**Your goal:**
The answer is a single figure: how many lines below contain the word "máquina".

**Material shown:**
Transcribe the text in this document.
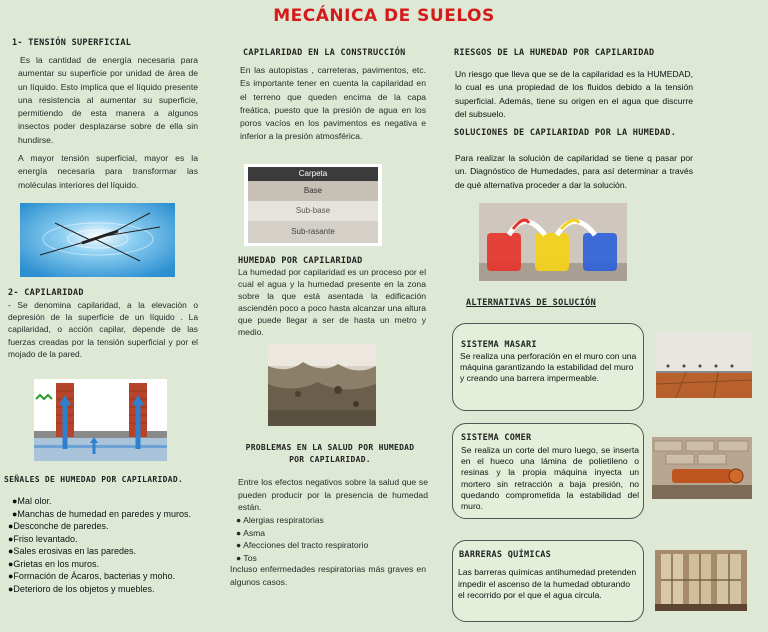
MECÁNICA DE SUELOS
1- TENSIÓN SUPERFICIAL
Es la cantidad de energía necesaria para aumentar su superficie por unidad de área de un líquido. Esto implica que el líquido presente una resistencia al aumentar su superficie, permitiendo de esta manera a algunos insectos poder desplazarse sobre de ella sin hundirse.
A mayor tensión superficial, mayor es la energía necesaria para transformar las moléculas interiores del líquido.
2- CAPILARIDAD
- Se denomina capilaridad, a la elevación o depresión de la superficie de un líquido . La capilaridad, o acción capilar, depende de las fuerzas creadas por la tensión superficial y por el mojado de la pared.
SEÑALES DE HUMEDAD POR CAPILARIDAD.
●Mal olor.
●Manchas de humedad en paredes y muros.
●Desconche de paredes.
●Friso levantado.
●Sales erosivas en las paredes.
●Grietas en los muros.
●Formación de Ácaros, bacterias y moho.
●Deterioro de los objetos y muebles.
CAPILARIDAD EN LA CONSTRUCCIÓN
En las autopistas , carreteras, pavimentos, etc. Es importante tener en cuenta la capilaridad en el terreno que queden encima de la capa freática, puesto que la presión de agua en los poros vacíos en los pavimentos es negativa e inferior a la presión atmosférica.
Carpeta
Base
Sub-base
Sub-rasante
HUMEDAD POR CAPILARIDAD
La humedad por capilaridad es un proceso por el cual el agua y la humedad presente en la zona sobre la que está asentada la edificación asciendén poco a poco hasta alcanzar una altura que puede llegar a ser de hasta un metro y medio.
PROBLEMAS EN LA SALUD POR HUMEDAD POR CAPILARIDAD.
Entre los efectos negativos sobre la salud que se pueden producir por la presencia de humedad están.
● Alergias respiratorias
● Asma
● Afecciones del tracto respiratorio
● Tos
Incluso enfermedades respiratorias más graves en algunos casos.
RIESGOS DE LA HUMEDAD POR CAPILARIDAD
Un riesgo que lleva que se de la capilaridad es la HUMEDAD, lo cual es una propiedad de los fluidos debido a la tensión superficial. Además, tiene su origen en el agua que discurre del subsuelo.
SOLUCIONES DE CAPILARIDAD POR LA HUMEDAD.
Para realizar la solución de capilaridad se tiene q pasar por un. Diagnóstico de Humedades, para así determinar a través de qué alternativa proceder a dar la solución.
ALTERNATIVAS DE SOLUCIÓN
SISTEMA MASARI
Se realiza una perforación en el muro con una máquina garantizando la estabilidad del muro y creando una barrera impermeable.
SISTEMA COMER
Se realiza un corte del muro luego, se inserta en el hueco una lámina de polietileno o resinas y la propia máquina inyecta un mortero sin retracción a baja presión, no quedando comprometida la estabilidad del muro.
BARRERAS QUÍMICAS
Las barreras químicas antihumedad pretenden impedir el ascenso de la humedad obturando el recorrido por el que el agua circula.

**Exercise solution:**
2